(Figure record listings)
________
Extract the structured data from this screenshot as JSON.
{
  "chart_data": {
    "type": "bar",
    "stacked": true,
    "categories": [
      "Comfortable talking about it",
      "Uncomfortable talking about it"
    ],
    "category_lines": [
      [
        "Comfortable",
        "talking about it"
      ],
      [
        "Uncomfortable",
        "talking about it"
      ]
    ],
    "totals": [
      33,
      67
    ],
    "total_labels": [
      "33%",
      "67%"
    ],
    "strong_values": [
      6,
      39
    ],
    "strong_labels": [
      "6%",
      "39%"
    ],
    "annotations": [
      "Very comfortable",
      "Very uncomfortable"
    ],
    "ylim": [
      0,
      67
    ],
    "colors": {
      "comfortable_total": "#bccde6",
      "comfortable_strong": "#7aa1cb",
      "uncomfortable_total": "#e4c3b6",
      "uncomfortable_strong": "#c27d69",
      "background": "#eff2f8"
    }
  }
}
________
PROBLEM:
Every line of the records above needs to be given again exactly.

WORKED ANSWER:
Extract the structured data from this screenshot as JSON.
{
  "chart_data": {
    "type": "bar",
    "stacked": true,
    "categories": [
      "Comfortable talking about it",
      "Uncomfortable talking about it"
    ],
    "category_lines": [
      [
        "Comfortable",
        "talking about it"
      ],
      [
        "Uncomfortable",
        "talking about it"
      ]
    ],
    "totals": [
      33,
      67
    ],
    "total_labels": [
      "33%",
      "67%"
    ],
    "strong_values": [
      6,
      39
    ],
    "strong_labels": [
      "6%",
      "39%"
    ],
    "annotations": [
      "Very comfortable",
      "Very uncomfortable"
    ],
    "ylim": [
      0,
      67
    ],
    "colors": {
      "comfortable_total": "#bccde6",
      "comfortable_strong": "#7aa1cb",
      "uncomfortable_total": "#e4c3b6",
      "uncomfortable_strong": "#c27d69",
      "background": "#eff2f8"
    }
  }
}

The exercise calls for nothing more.